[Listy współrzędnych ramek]
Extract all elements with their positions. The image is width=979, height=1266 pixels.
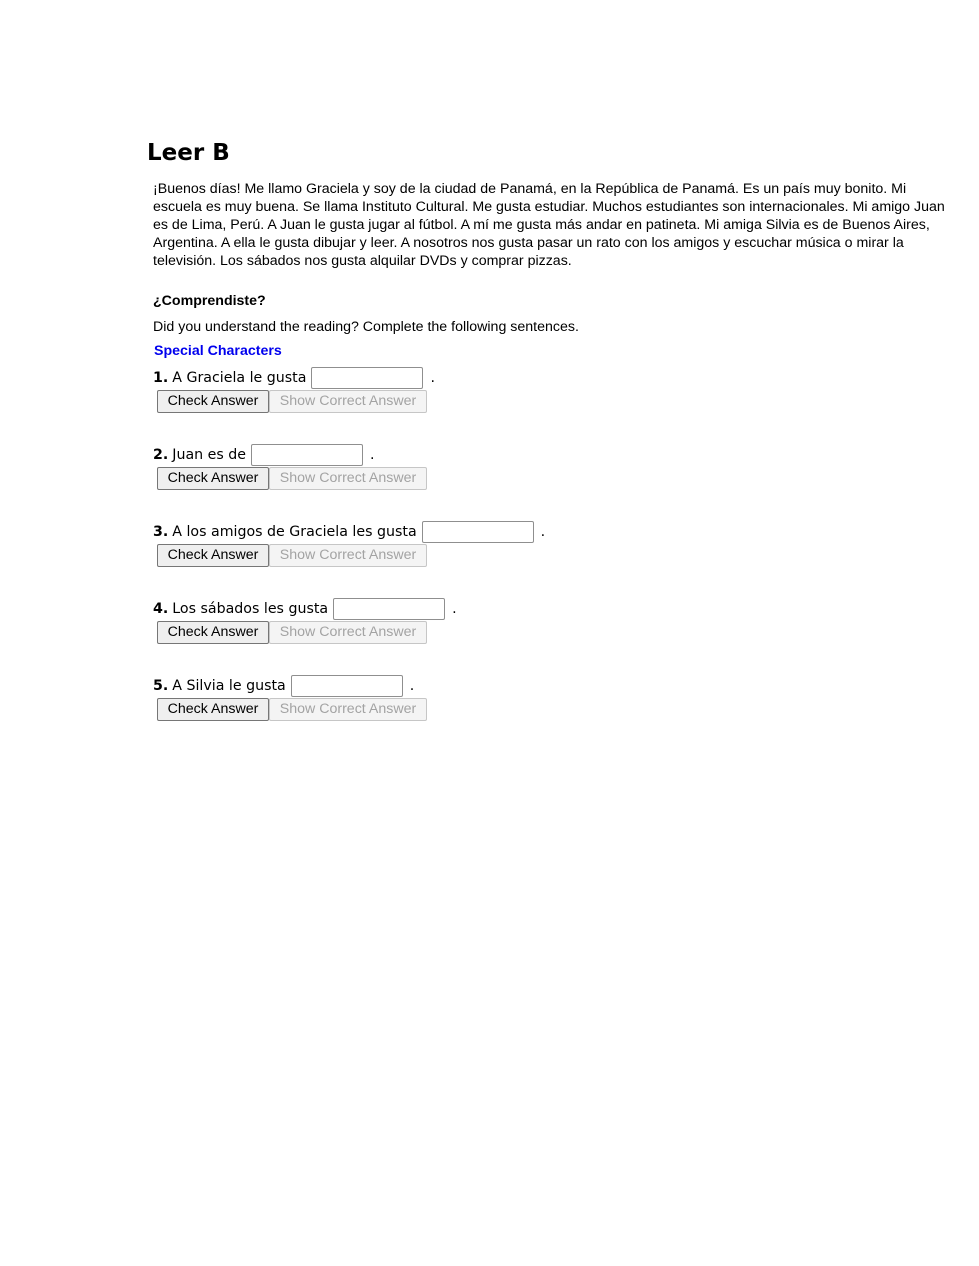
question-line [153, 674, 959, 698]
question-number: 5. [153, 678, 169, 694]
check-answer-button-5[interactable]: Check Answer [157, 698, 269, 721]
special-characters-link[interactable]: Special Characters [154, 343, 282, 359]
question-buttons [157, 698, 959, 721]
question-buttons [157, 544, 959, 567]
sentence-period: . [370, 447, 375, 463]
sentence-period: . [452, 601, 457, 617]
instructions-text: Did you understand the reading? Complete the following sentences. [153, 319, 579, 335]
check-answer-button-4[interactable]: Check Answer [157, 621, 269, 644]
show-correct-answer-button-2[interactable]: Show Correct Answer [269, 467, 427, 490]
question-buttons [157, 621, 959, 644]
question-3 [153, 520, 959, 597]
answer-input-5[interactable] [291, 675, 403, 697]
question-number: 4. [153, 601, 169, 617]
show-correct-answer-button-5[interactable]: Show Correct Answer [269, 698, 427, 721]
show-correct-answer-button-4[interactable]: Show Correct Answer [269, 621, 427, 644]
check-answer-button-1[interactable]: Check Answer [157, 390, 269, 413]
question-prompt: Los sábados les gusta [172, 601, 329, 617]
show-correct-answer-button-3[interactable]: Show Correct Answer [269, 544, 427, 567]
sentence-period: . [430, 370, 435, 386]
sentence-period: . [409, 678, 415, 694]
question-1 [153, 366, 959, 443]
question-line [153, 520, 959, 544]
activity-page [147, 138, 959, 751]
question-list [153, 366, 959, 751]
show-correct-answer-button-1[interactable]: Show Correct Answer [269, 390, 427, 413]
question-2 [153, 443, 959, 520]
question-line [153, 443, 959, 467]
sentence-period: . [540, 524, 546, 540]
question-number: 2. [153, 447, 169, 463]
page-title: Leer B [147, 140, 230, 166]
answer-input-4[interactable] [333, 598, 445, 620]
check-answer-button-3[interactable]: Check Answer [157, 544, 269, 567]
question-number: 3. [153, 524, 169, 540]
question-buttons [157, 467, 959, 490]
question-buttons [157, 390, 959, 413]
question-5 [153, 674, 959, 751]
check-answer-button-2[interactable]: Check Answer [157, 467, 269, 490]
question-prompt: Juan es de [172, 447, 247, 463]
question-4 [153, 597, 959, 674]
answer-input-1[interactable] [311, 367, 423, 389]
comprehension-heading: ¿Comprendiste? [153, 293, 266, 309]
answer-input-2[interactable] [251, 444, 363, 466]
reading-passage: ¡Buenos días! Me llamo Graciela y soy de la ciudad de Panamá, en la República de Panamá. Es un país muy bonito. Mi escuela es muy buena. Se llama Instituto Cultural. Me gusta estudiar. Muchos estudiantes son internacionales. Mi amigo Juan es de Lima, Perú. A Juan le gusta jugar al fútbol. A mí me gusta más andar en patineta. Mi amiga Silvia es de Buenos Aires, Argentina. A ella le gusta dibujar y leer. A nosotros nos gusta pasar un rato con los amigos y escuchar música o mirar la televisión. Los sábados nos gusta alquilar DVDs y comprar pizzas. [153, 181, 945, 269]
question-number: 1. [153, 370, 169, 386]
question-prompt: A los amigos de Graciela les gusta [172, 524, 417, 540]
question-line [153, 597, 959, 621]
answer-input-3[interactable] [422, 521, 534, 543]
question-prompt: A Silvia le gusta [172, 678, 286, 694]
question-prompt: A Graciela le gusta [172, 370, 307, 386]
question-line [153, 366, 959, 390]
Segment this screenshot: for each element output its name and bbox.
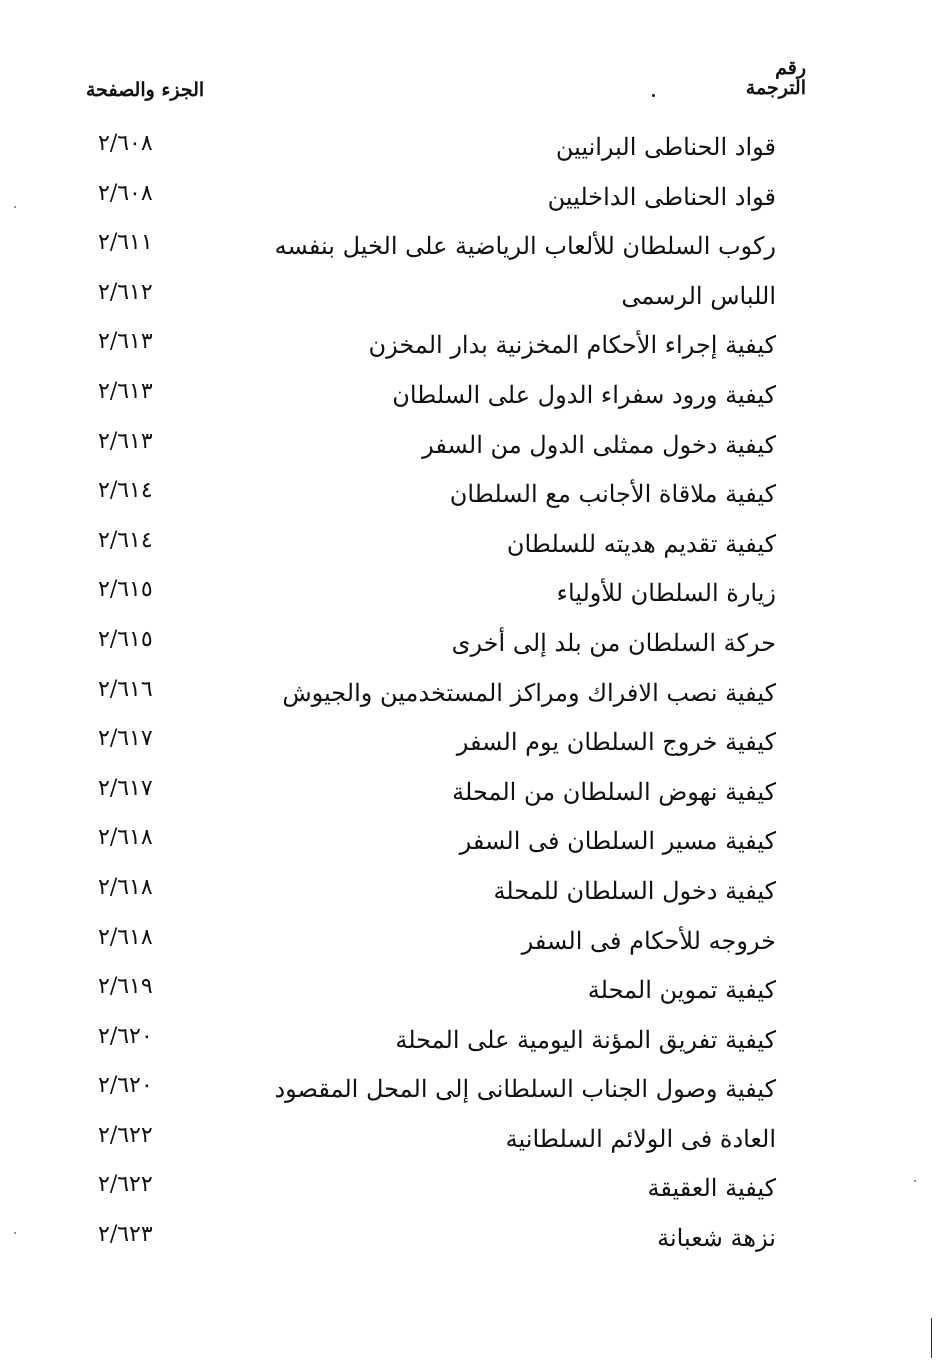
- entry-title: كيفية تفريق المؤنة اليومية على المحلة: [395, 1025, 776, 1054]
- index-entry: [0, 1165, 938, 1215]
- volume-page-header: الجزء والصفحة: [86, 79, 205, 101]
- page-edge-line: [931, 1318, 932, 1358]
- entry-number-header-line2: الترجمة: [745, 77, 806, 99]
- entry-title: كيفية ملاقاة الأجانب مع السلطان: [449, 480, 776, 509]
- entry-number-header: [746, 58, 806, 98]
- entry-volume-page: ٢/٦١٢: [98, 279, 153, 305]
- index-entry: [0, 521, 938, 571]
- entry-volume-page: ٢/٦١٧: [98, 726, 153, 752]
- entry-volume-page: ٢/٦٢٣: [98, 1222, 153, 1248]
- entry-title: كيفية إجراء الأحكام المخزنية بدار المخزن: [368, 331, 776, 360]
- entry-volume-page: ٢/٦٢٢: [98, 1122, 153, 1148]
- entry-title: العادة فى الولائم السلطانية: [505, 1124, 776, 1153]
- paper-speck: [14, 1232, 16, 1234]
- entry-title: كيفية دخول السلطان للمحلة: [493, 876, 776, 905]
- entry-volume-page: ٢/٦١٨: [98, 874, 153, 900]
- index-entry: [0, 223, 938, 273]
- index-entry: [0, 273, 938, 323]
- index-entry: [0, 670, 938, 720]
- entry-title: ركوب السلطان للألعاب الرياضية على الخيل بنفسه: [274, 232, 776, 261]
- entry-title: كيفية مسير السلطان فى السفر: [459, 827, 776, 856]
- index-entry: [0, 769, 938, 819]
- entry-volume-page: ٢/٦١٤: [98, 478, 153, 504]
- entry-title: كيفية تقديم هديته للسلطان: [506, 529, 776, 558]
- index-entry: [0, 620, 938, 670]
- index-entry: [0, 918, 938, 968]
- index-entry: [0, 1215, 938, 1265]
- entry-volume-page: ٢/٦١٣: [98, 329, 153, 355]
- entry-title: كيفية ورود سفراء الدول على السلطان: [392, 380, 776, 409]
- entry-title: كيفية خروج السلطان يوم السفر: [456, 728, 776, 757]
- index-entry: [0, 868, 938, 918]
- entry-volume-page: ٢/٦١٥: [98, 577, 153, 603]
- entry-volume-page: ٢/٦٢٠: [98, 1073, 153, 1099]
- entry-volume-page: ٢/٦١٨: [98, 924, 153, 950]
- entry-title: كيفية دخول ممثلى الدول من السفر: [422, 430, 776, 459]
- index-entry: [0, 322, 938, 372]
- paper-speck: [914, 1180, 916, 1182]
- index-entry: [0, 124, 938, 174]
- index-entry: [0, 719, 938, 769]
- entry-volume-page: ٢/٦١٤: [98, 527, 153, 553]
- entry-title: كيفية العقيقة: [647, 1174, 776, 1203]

*Polecenie*. Przepisz dokładnie wiersze materiału powyżej: zacznij od wiersza, w którym jest „- entry-title: كيفية تفريق”, i skończ na wierszu, w którym jest „- index-entry: [0, 620, 938, 670]”. Oba te wiersze też przepisz.

*Rozwiązane zadanie*.
- entry-title: كيفية تفريق المؤنة اليومية على المحلة: [395, 1025, 776, 1054]
- index-entry: [0, 1165, 938, 1215]
- volume-page-header: الجزء والصفحة: [86, 79, 205, 101]
- page-edge-line: [931, 1318, 932, 1358]
- entry-number-header-line2: الترجمة: [745, 77, 806, 99]
- entry-title: كيفية ملاقاة الأجانب مع السلطان: [449, 480, 776, 509]
- entry-number-header: [746, 58, 806, 98]
- entry-volume-page: ٢/٦١٢: [98, 279, 153, 305]
- index-entry: [0, 521, 938, 571]
- entry-volume-page: ٢/٦١٧: [98, 726, 153, 752]
- entry-volume-page: ٢/٦٢٣: [98, 1222, 153, 1248]
- entry-title: كيفية إجراء الأحكام المخزنية بدار المخزن: [368, 331, 776, 360]
- entry-volume-page: ٢/٦٢٢: [98, 1122, 153, 1148]
- entry-title: العادة فى الولائم السلطانية: [505, 1124, 776, 1153]
- paper-speck: [14, 1232, 16, 1234]
- entry-title: كيفية دخول السلطان للمحلة: [493, 876, 776, 905]
- entry-volume-page: ٢/٦١٨: [98, 874, 153, 900]
- index-entry: [0, 223, 938, 273]
- index-entry: [0, 273, 938, 323]
- index-entry: [0, 670, 938, 720]
- entry-title: ركوب السلطان للألعاب الرياضية على الخيل بنفسه: [274, 232, 776, 261]
- entry-title: كيفية مسير السلطان فى السفر: [459, 827, 776, 856]
- index-entry: [0, 769, 938, 819]
- entry-volume-page: ٢/٦١٤: [98, 478, 153, 504]
- entry-title: كيفية تقديم هديته للسلطان: [506, 529, 776, 558]
- index-entry: [0, 620, 938, 670]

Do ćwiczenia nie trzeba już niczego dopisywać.